Written task: Write every entry out again exactly, please, and skip the pictures.

Data to use:

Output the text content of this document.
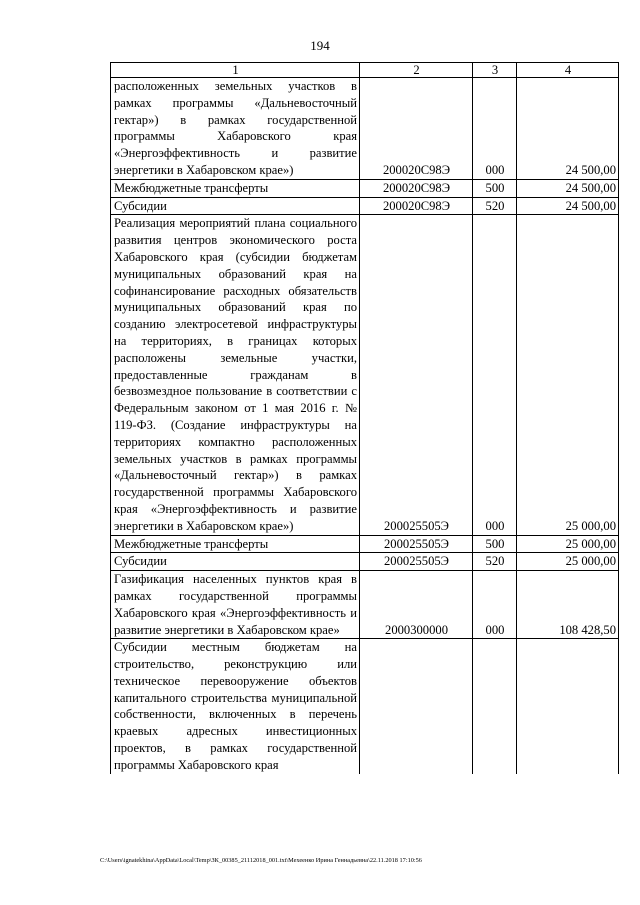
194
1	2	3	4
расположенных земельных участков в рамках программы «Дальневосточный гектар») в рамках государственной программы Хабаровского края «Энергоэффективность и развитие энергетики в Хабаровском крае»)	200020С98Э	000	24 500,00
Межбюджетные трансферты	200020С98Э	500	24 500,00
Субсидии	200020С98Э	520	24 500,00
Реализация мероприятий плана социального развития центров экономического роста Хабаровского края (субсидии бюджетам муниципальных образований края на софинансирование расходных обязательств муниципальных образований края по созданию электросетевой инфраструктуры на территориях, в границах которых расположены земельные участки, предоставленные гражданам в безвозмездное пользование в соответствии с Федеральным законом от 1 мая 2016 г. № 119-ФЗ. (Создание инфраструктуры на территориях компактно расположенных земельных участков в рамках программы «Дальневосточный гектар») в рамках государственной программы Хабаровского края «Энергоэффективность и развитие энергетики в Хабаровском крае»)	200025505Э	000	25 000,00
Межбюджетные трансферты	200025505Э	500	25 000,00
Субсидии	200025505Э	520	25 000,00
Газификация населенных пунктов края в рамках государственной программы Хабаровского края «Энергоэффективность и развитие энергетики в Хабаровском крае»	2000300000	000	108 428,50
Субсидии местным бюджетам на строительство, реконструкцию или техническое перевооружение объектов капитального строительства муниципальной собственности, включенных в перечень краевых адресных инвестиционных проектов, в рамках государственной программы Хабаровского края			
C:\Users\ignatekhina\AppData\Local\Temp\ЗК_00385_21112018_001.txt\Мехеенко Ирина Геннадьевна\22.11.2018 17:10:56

Answer to the task:
Output the text content of this document.
194
1	2	3	4
расположенных земельных участков в рамках программы «Дальневосточный гектар») в рамках государственной программы Хабаровского края «Энергоэффективность и развитие энергетики в Хабаровском крае»)	200020С98Э	000	24 500,00
Межбюджетные трансферты	200020С98Э	500	24 500,00
Субсидии	200020С98Э	520	24 500,00
Реализация мероприятий плана социального развития центров экономического роста Хабаровского края (субсидии бюджетам муниципальных образований края на софинансирование расходных обязательств муниципальных образований края по созданию электросетевой инфраструктуры на территориях, в границах которых расположены земельные участки, предоставленные гражданам в безвозмездное пользование в соответствии с Федеральным законом от 1 мая 2016 г. № 119-ФЗ. (Создание инфраструктуры на территориях компактно расположенных земельных участков в рамках программы «Дальневосточный гектар») в рамках государственной программы Хабаровского края «Энергоэффективность и развитие энергетики в Хабаровском крае»)	200025505Э	000	25 000,00
Межбюджетные трансферты	200025505Э	500	25 000,00
Субсидии	200025505Э	520	25 000,00
Газификация населенных пунктов края в рамках государственной программы Хабаровского края «Энергоэффективность и развитие энергетики в Хабаровском крае»	2000300000	000	108 428,50
Субсидии местным бюджетам на строительство, реконструкцию или техническое перевооружение объектов капитального строительства муниципальной собственности, включенных в перечень краевых адресных инвестиционных проектов, в рамках государственной программы Хабаровского края			
C:\Users\ignatekhina\AppData\Local\Temp\ЗК_00385_21112018_001.txt\Мехеенко Ирина Геннадьевна\22.11.2018 17:10:56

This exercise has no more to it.